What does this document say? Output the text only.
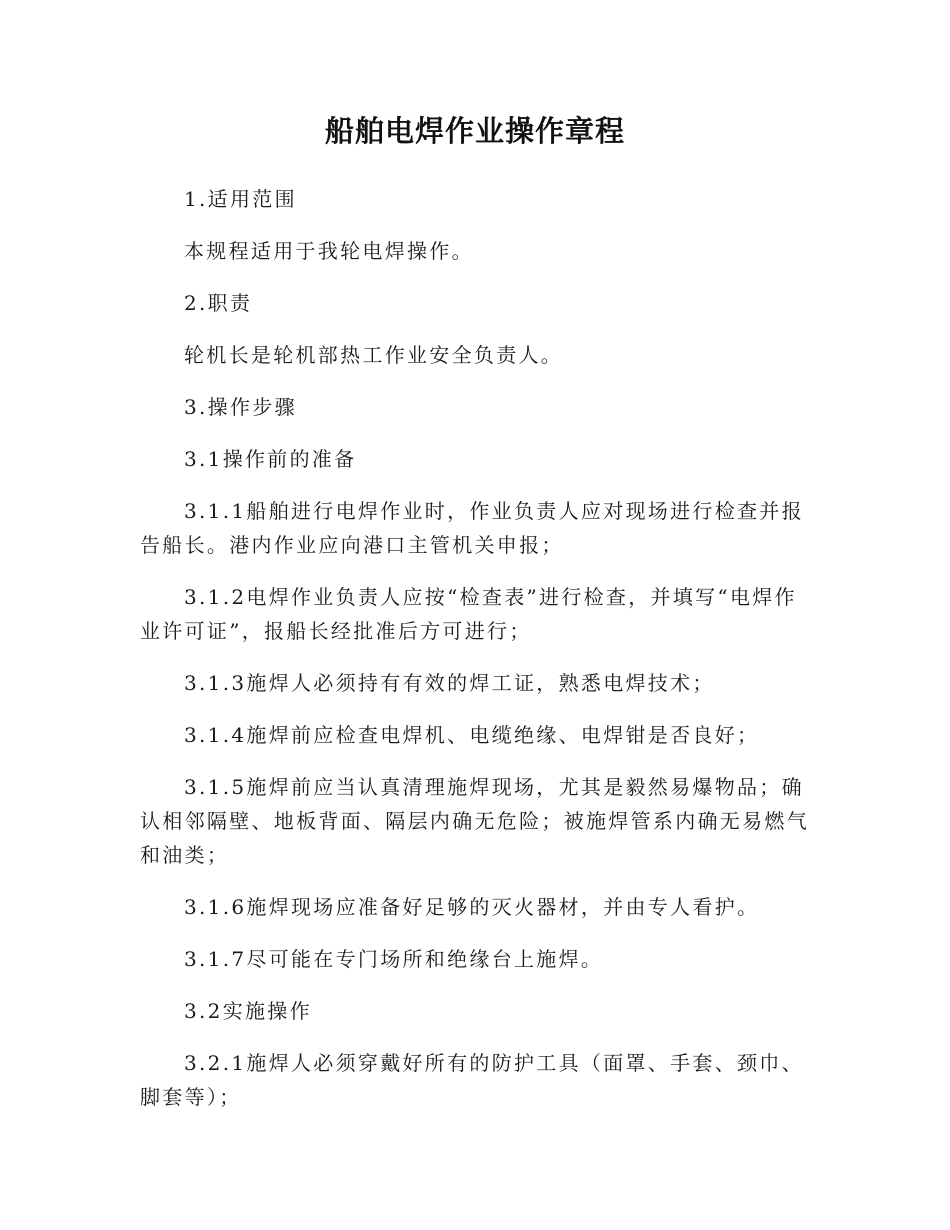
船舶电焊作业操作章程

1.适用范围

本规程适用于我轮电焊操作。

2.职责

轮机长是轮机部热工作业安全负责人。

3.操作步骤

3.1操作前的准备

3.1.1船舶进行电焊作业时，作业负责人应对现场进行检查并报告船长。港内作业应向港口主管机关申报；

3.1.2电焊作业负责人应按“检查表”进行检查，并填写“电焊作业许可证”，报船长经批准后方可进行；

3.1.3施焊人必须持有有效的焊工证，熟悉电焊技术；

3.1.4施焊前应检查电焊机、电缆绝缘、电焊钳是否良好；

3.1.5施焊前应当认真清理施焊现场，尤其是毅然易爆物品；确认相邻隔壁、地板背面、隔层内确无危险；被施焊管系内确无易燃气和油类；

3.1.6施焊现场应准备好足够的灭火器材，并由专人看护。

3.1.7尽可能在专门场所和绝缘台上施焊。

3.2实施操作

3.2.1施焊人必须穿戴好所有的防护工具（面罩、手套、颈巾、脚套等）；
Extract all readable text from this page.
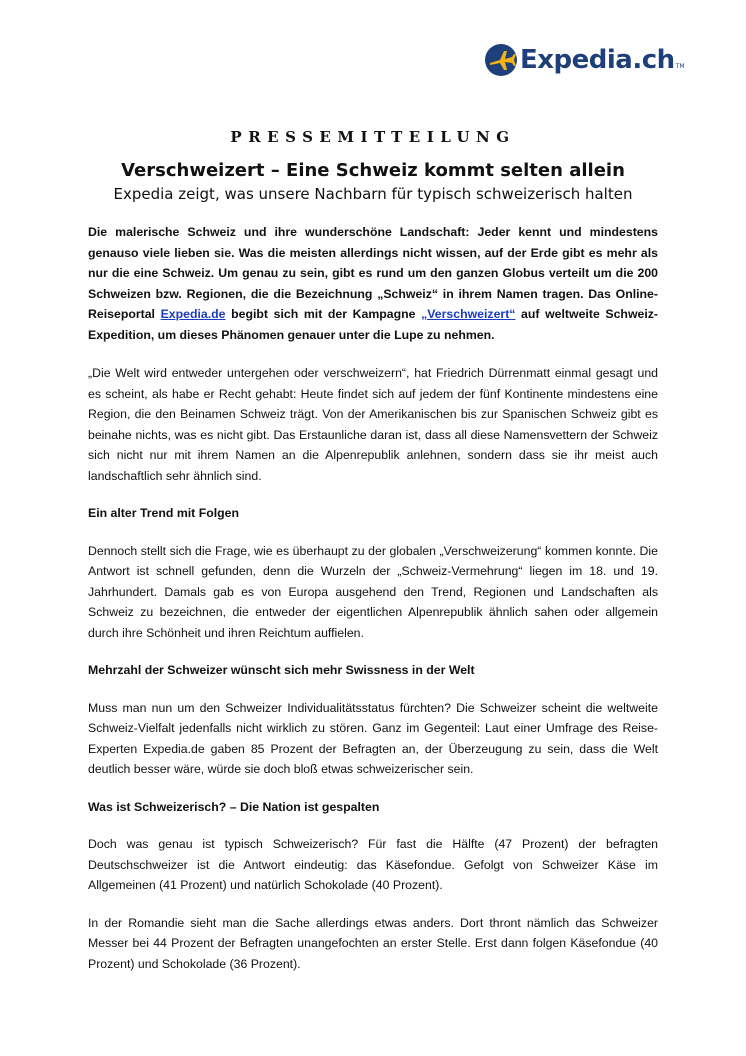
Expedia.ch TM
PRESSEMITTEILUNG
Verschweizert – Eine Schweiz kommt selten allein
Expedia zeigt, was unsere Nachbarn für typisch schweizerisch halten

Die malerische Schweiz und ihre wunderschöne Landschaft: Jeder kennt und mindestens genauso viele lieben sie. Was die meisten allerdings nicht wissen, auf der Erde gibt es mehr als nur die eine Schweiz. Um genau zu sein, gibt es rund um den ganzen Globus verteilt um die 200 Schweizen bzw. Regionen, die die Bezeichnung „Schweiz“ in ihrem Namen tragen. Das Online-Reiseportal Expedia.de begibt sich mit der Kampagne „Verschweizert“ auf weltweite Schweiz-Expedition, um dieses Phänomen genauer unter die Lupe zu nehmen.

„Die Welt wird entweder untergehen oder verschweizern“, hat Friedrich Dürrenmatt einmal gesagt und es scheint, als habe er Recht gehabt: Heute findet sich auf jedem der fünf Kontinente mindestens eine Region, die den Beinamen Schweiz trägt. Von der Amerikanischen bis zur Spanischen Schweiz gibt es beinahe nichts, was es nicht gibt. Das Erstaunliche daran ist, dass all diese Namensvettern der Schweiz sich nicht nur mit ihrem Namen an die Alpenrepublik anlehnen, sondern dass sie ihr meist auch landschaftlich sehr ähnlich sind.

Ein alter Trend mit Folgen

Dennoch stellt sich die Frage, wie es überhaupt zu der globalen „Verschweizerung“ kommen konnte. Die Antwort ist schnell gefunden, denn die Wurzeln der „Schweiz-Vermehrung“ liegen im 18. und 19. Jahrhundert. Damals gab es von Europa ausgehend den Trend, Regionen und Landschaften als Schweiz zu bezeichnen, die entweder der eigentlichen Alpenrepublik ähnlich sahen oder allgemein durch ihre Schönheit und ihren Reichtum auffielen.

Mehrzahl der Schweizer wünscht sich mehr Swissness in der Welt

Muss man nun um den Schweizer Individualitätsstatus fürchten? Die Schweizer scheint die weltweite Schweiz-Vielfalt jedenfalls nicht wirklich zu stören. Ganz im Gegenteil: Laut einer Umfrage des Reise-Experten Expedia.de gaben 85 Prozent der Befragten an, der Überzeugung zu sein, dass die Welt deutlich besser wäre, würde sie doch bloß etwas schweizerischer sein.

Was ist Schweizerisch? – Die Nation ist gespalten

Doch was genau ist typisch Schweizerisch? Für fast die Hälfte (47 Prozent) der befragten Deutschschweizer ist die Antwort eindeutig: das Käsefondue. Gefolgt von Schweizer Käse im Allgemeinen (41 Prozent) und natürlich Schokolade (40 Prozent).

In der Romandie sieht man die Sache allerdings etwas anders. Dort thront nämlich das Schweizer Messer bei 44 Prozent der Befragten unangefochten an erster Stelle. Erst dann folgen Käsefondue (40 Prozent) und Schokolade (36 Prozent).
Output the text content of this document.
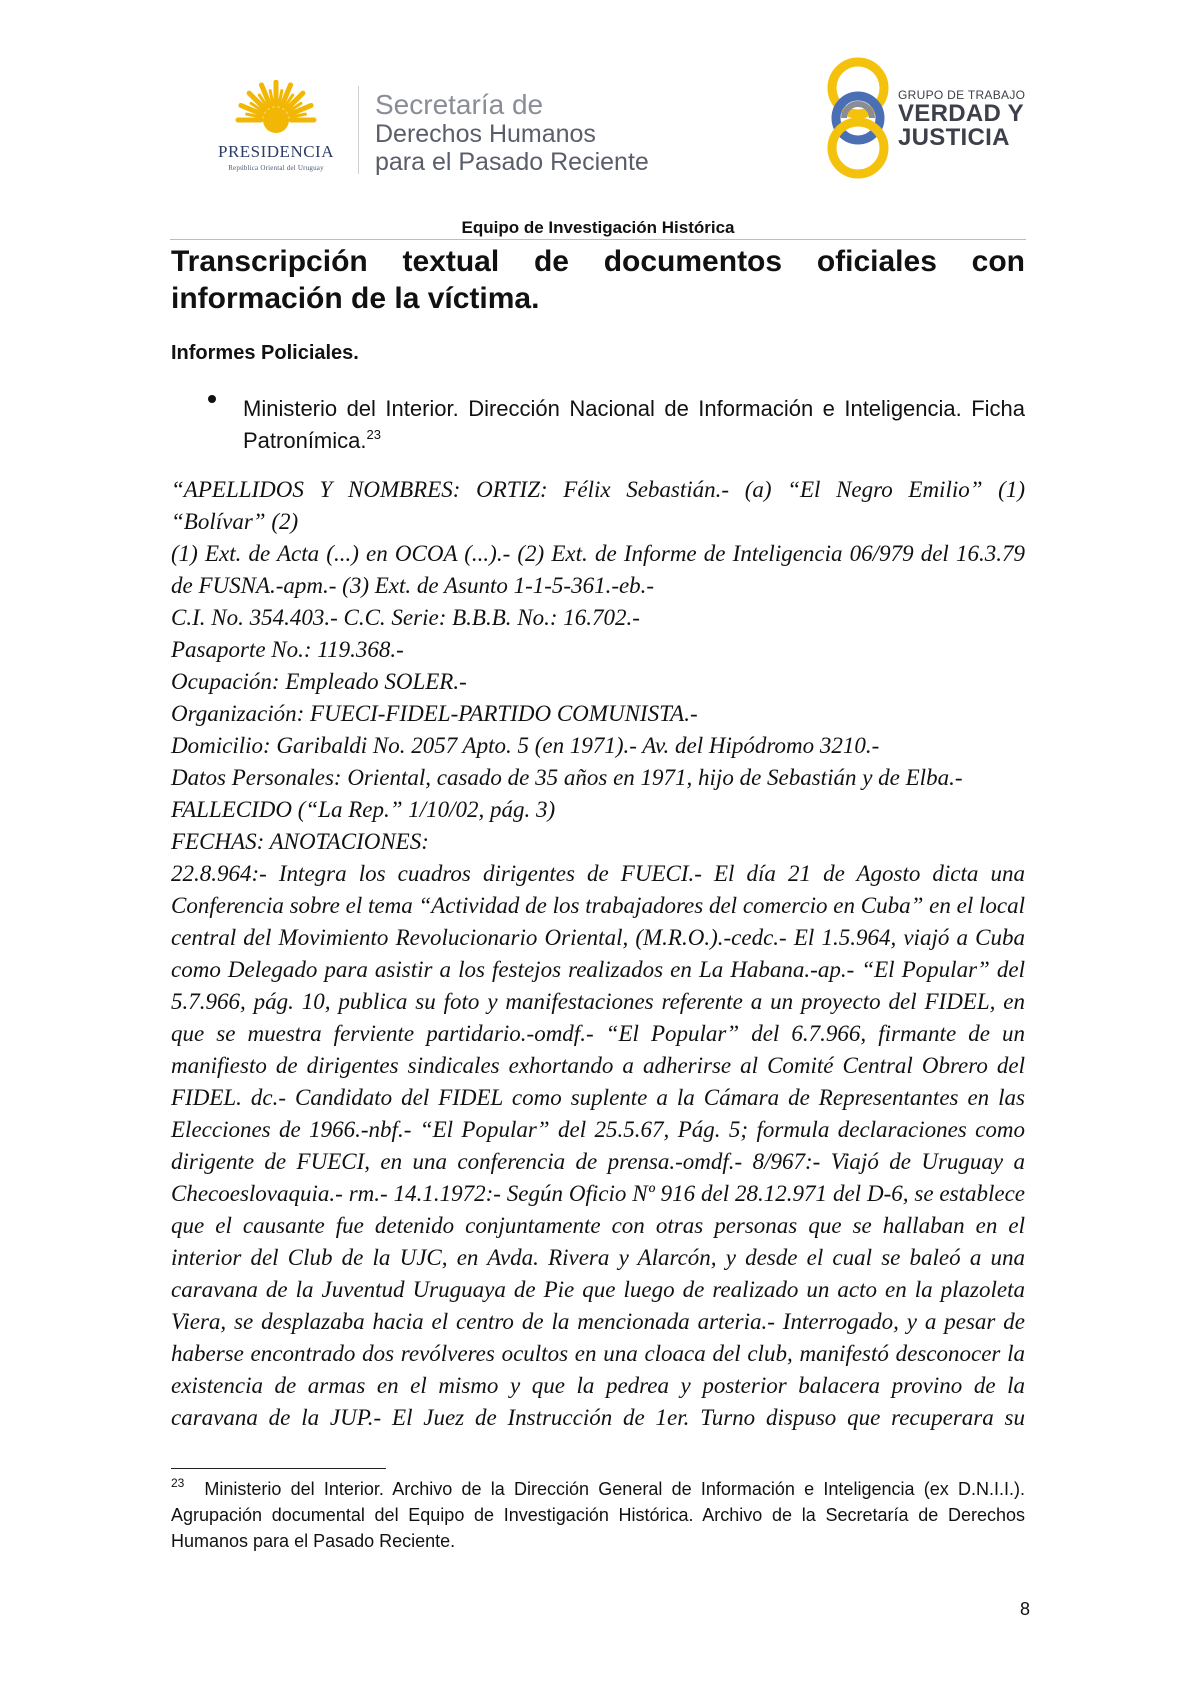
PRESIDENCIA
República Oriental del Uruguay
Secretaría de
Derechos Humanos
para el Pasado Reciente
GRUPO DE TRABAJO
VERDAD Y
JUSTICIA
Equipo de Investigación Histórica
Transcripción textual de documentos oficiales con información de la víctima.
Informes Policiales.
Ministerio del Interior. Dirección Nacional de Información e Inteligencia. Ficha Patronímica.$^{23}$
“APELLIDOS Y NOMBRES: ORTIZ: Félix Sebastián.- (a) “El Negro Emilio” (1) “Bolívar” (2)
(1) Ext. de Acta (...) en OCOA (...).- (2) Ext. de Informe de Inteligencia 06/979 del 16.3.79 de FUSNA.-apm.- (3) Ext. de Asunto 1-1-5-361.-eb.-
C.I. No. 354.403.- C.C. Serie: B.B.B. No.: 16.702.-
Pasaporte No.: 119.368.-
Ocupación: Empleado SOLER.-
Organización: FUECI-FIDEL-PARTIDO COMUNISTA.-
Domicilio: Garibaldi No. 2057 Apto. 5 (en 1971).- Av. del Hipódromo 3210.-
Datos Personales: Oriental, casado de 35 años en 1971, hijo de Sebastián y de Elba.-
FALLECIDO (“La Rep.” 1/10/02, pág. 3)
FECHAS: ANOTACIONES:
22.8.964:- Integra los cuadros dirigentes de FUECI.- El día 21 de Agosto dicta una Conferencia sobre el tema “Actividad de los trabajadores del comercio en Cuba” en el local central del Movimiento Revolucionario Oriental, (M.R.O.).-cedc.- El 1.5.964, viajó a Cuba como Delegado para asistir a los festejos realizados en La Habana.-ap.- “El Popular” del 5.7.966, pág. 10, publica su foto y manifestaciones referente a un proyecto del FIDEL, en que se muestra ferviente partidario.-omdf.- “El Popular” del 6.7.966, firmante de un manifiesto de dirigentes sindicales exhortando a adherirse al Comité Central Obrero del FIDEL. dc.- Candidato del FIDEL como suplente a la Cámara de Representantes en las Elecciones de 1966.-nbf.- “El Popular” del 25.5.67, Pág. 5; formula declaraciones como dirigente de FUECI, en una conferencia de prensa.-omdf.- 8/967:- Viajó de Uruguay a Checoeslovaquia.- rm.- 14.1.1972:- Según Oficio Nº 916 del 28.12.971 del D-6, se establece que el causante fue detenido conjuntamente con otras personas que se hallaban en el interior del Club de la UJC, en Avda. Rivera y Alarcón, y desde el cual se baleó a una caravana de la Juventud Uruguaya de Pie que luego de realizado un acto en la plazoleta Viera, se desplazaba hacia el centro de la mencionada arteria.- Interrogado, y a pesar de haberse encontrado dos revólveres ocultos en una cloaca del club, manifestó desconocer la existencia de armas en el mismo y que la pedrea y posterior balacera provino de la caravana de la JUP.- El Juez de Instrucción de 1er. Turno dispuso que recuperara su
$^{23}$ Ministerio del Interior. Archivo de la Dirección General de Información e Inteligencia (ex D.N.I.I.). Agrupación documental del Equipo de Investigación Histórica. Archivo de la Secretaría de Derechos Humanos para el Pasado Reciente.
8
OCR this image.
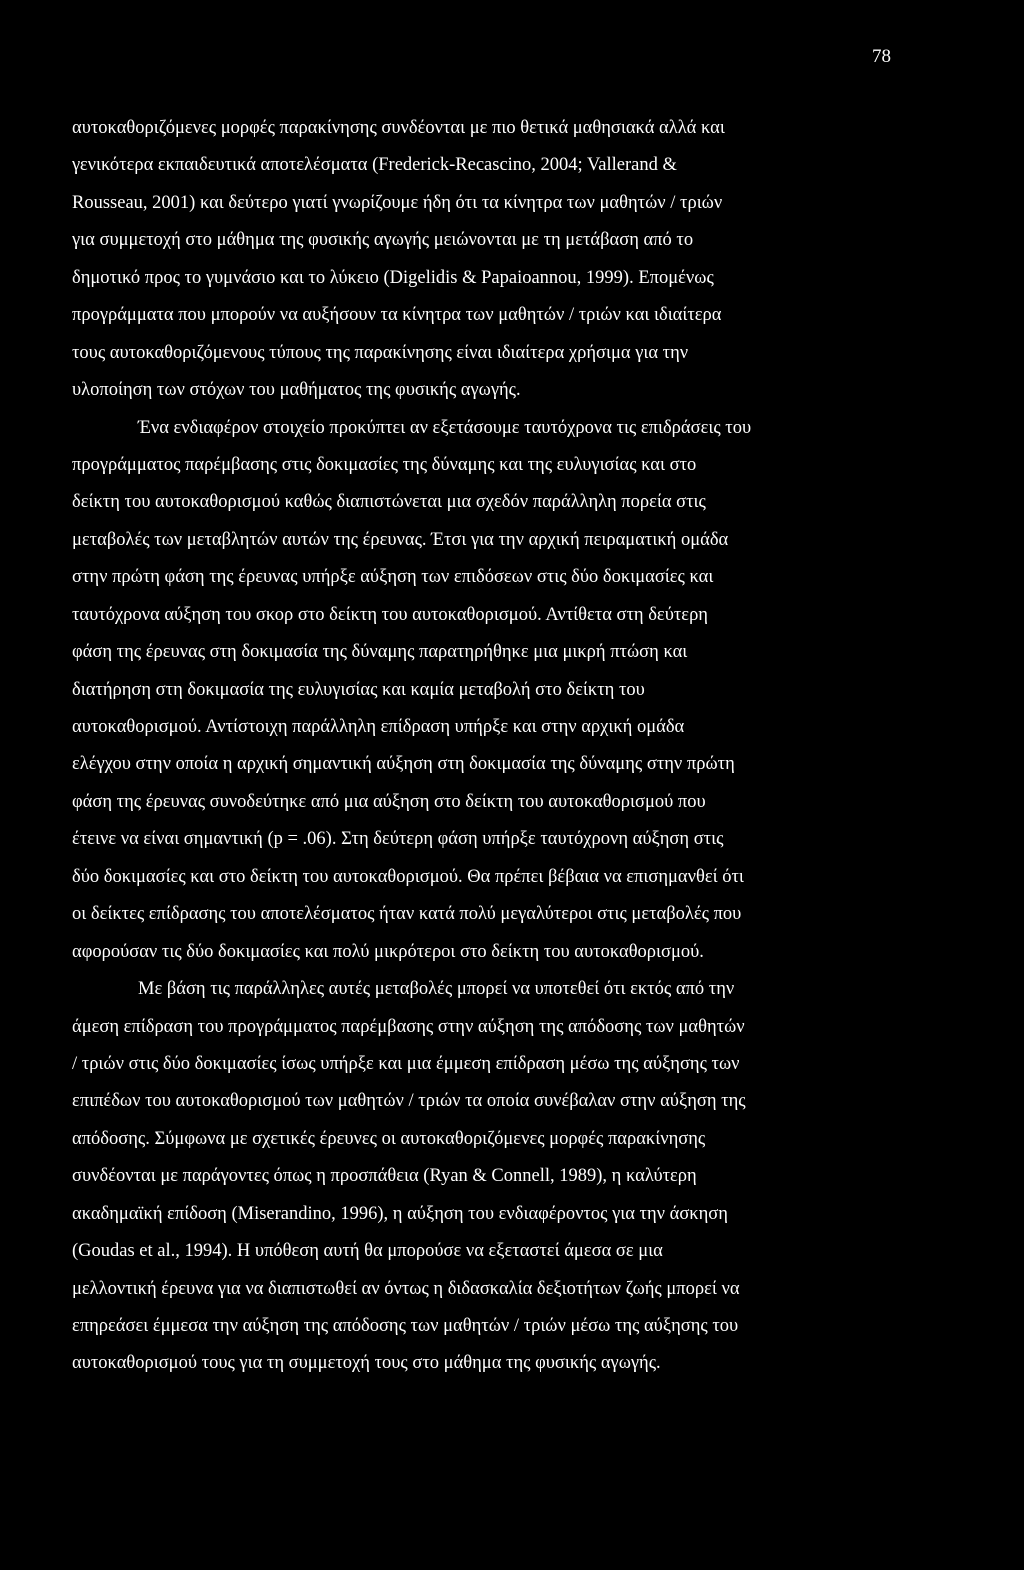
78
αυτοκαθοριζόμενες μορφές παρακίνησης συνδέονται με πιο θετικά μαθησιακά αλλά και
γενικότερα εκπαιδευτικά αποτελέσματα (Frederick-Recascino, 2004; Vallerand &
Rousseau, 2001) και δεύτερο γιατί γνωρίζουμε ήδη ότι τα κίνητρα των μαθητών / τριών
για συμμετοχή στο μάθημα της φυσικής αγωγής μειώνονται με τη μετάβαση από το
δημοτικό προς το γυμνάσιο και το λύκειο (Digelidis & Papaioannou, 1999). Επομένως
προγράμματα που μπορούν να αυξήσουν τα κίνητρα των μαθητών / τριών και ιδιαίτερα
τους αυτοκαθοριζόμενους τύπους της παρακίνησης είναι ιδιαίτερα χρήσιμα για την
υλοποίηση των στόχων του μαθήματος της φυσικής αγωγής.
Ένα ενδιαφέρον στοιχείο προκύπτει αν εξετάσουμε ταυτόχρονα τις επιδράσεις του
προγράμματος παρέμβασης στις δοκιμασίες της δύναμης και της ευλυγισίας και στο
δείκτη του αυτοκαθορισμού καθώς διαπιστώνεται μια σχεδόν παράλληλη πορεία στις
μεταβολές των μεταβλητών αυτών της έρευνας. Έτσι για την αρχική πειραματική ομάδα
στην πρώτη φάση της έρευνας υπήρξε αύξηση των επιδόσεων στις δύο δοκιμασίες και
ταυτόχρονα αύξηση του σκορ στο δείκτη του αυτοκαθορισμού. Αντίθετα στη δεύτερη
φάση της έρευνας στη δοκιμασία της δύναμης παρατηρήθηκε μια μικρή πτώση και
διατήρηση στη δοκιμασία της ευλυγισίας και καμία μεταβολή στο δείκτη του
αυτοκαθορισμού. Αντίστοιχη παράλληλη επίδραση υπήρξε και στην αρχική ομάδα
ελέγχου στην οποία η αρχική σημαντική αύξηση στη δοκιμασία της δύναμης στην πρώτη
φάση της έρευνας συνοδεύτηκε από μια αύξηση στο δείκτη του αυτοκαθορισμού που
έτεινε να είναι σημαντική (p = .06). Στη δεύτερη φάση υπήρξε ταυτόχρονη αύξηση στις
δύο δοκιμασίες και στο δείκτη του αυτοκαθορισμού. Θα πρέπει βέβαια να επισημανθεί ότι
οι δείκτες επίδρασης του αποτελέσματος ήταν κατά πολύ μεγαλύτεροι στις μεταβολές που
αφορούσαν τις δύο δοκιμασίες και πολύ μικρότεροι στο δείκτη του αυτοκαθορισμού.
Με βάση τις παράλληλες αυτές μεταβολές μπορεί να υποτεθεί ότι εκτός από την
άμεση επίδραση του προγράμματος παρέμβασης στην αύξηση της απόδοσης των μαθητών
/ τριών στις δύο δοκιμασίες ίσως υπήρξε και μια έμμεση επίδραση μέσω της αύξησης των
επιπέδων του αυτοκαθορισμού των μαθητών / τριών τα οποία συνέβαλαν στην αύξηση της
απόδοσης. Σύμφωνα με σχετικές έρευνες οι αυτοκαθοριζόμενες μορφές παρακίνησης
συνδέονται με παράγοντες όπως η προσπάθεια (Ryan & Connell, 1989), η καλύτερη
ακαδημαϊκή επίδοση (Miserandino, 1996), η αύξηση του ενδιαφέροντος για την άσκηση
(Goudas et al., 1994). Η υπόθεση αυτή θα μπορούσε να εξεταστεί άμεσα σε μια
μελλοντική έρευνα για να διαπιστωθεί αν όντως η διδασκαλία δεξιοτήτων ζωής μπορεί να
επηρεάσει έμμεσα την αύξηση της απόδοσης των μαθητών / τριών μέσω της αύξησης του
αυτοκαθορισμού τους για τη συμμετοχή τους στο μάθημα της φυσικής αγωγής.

****************************************

For this exercise, gather every line of the data that contains the word "Secretaría".

Secretaría de
$^{23}$ Ministerio del Interior. Archivo de la Dirección General de Información e Inteligencia (ex D.N.I.I.). Agrupación documental del Equipo de Investigación Histórica. Archivo de la Secretaría de Derechos Humanos para el Pasado Reciente.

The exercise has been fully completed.